**OBJECTIVE**
Find all lines in the listing that include the word "refresh", then copy them.

**RECORDS SHOWN**
------------------------------------

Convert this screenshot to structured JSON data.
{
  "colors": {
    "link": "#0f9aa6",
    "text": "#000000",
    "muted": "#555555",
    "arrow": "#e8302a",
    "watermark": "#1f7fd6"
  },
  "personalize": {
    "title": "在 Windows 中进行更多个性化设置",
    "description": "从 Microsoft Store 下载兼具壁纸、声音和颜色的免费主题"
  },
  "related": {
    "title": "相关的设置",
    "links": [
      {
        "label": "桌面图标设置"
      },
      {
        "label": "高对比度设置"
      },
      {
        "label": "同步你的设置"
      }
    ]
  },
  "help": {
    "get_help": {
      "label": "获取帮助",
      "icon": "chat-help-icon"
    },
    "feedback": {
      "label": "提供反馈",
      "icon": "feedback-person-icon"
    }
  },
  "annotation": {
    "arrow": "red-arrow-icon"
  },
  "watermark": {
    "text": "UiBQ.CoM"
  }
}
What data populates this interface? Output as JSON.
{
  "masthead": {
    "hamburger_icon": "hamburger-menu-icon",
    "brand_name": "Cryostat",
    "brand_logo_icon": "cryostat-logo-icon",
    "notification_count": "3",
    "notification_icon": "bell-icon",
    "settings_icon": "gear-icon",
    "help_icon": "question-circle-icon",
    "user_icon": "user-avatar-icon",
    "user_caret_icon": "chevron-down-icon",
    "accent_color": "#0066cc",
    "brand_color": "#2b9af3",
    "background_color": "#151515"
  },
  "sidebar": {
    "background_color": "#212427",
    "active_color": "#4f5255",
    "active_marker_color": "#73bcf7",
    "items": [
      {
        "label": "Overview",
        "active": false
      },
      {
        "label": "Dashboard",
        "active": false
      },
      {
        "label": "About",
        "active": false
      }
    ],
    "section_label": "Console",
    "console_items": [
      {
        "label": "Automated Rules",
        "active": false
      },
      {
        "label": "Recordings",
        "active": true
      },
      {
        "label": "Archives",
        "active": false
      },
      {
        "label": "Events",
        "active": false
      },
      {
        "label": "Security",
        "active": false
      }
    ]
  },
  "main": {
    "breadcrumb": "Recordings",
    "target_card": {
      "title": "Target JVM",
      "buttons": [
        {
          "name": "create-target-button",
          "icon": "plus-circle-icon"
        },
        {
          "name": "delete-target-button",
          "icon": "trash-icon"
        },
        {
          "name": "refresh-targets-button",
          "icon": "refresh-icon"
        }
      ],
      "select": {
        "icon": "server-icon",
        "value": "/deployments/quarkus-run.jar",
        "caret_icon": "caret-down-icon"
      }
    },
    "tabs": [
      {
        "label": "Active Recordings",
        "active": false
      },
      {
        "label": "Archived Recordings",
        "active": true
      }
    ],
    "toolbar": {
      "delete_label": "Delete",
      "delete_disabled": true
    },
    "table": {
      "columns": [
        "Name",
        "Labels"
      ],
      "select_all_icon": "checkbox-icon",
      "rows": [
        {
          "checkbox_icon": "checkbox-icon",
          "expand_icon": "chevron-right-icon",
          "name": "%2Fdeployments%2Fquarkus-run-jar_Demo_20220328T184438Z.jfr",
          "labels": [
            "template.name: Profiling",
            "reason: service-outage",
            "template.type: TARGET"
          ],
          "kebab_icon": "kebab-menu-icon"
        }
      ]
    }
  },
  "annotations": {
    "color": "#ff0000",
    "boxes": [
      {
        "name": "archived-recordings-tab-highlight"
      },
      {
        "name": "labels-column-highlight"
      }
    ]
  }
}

------------------------------------

**THE RESULT**
          "name": "refresh-targets-button",
          "icon": "refresh-icon"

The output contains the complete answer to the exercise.